→ Description of the task:
Single out the lines of the material that contain "JSON" and copy them.

[Lines of data]
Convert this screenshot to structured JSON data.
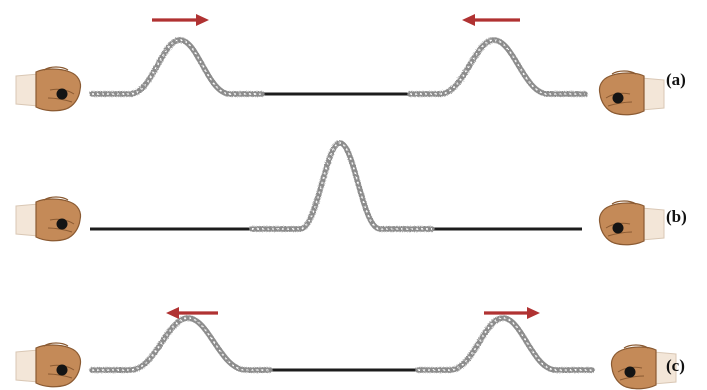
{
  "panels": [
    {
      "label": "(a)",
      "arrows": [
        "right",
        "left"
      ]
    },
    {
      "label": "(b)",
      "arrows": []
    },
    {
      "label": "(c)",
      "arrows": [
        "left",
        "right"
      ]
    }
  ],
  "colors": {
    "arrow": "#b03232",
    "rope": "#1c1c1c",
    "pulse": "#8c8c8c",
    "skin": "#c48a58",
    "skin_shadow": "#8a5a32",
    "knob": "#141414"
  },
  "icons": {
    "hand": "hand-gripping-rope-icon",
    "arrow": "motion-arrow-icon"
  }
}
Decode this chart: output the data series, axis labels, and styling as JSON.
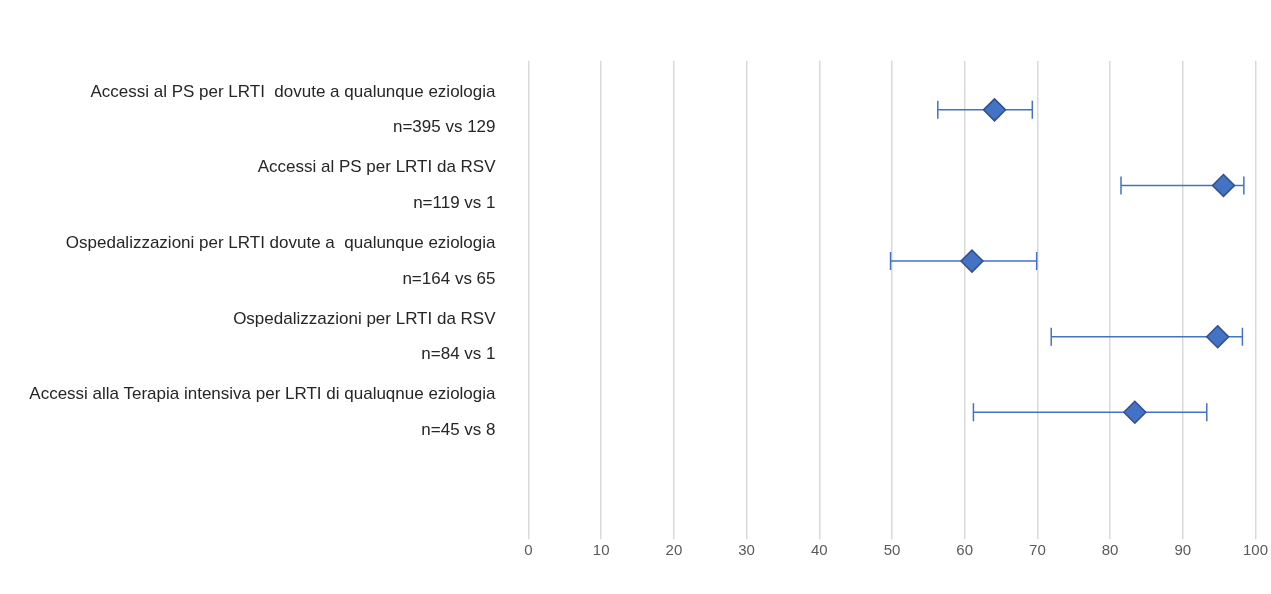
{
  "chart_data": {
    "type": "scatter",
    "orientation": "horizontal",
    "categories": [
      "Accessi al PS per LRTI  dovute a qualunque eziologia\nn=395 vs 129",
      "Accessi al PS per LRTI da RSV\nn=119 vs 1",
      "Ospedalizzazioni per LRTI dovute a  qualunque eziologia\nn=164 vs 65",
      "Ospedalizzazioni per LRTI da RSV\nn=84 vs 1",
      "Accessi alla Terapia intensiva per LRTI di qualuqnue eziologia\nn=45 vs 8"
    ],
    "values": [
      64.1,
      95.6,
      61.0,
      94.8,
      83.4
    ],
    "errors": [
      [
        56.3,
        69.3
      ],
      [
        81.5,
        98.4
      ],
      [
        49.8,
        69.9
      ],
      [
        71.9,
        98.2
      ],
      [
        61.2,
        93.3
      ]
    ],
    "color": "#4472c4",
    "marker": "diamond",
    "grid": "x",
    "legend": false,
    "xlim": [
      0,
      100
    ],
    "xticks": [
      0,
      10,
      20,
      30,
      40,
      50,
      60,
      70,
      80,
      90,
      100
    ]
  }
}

→ Correct result:
Convert this screenshot to structured JSON data.
Decode this chart: output the data series, axis labels, and styling as JSON.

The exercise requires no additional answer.